(Data records)
- - - -
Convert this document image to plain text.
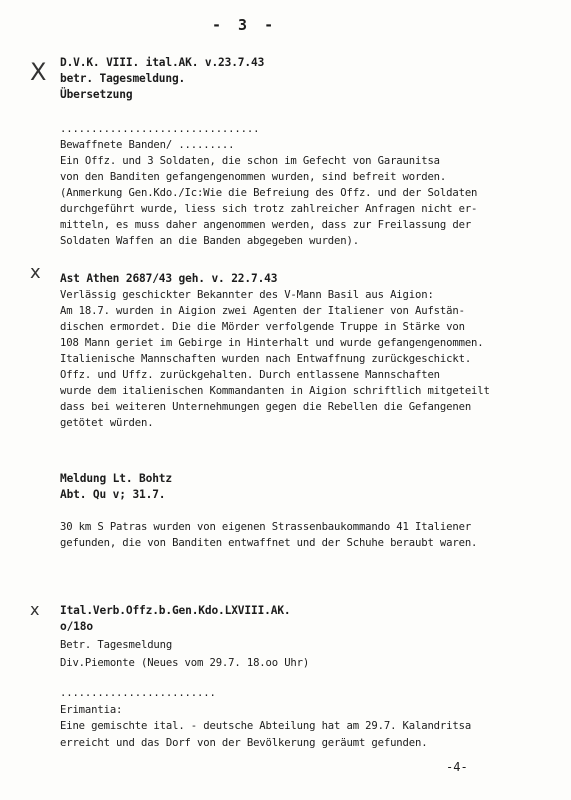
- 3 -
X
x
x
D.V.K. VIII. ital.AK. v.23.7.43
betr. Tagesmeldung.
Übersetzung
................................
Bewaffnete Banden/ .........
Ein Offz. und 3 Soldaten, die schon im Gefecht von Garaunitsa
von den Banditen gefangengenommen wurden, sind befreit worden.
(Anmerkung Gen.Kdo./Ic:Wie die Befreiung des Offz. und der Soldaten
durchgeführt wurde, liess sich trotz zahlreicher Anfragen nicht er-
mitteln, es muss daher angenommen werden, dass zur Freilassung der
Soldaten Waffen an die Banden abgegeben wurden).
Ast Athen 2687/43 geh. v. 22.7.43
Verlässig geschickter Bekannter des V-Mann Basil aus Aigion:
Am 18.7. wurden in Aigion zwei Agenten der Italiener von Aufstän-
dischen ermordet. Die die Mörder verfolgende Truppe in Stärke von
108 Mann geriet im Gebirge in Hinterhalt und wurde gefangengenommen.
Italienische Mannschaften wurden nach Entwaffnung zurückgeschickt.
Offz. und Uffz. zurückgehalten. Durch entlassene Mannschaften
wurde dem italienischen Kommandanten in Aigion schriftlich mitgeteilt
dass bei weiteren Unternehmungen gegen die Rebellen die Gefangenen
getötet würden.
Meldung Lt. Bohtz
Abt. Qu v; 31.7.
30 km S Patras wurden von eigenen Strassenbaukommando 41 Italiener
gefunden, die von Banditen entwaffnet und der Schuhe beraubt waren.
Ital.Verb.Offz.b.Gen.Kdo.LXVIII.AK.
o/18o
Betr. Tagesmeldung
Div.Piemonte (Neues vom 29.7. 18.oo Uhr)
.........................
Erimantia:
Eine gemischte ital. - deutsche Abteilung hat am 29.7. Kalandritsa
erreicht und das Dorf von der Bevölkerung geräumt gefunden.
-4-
- - - -
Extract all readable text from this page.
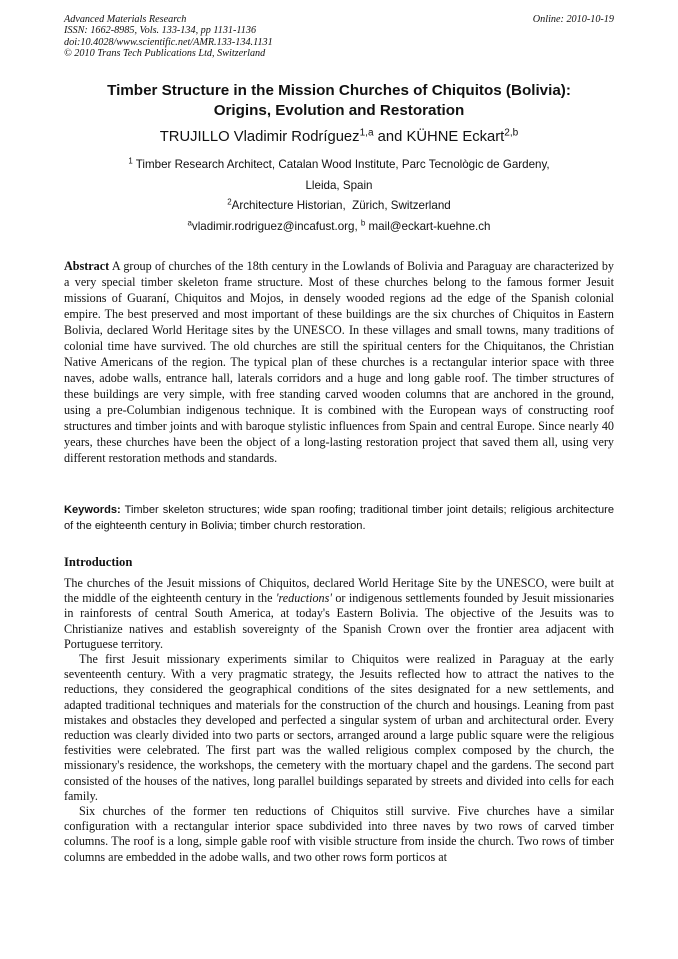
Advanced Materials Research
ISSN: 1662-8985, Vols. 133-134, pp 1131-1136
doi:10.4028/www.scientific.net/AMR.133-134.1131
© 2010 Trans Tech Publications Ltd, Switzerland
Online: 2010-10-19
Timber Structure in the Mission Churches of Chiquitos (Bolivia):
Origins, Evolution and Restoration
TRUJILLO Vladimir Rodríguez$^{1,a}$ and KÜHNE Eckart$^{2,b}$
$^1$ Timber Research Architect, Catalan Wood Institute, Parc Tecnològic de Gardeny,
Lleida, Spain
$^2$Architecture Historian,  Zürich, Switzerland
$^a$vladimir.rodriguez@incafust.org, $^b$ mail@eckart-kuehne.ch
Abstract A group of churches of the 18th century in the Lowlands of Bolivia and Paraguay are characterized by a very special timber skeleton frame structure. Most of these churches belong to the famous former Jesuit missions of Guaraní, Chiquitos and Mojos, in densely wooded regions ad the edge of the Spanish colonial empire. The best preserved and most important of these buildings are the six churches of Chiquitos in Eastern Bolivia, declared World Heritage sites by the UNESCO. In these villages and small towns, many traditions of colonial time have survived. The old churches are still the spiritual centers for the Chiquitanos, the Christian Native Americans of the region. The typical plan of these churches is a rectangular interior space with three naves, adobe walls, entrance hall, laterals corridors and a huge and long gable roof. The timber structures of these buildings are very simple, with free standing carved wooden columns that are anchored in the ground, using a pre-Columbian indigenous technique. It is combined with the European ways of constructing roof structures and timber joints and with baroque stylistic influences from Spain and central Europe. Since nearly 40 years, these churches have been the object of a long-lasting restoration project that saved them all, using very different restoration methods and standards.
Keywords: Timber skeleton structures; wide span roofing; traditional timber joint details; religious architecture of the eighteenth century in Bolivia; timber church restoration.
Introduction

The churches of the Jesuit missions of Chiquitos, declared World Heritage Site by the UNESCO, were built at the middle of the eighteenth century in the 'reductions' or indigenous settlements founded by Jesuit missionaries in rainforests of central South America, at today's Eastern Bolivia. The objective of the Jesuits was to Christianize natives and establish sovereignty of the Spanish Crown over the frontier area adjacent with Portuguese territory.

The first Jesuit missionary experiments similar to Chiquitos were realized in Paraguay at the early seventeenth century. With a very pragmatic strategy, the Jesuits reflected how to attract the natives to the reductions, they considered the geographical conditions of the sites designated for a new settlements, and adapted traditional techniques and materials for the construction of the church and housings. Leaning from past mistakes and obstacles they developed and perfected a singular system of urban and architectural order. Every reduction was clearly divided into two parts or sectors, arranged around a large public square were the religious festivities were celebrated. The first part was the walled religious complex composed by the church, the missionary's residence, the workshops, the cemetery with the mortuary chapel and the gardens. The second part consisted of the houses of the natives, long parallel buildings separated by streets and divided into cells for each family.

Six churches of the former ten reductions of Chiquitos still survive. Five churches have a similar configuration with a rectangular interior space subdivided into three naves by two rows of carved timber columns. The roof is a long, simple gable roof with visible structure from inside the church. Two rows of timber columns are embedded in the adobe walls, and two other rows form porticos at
- - - -
YOUR OBJECTIVE
Where a line above holds the string "gefunden", copy that line.

YOUR RESPONSE
gefunden, die von Banditen entwaffnet und der Schuhe beraubt waren.
erreicht und das Dorf von der Bevölkerung geräumt gefunden.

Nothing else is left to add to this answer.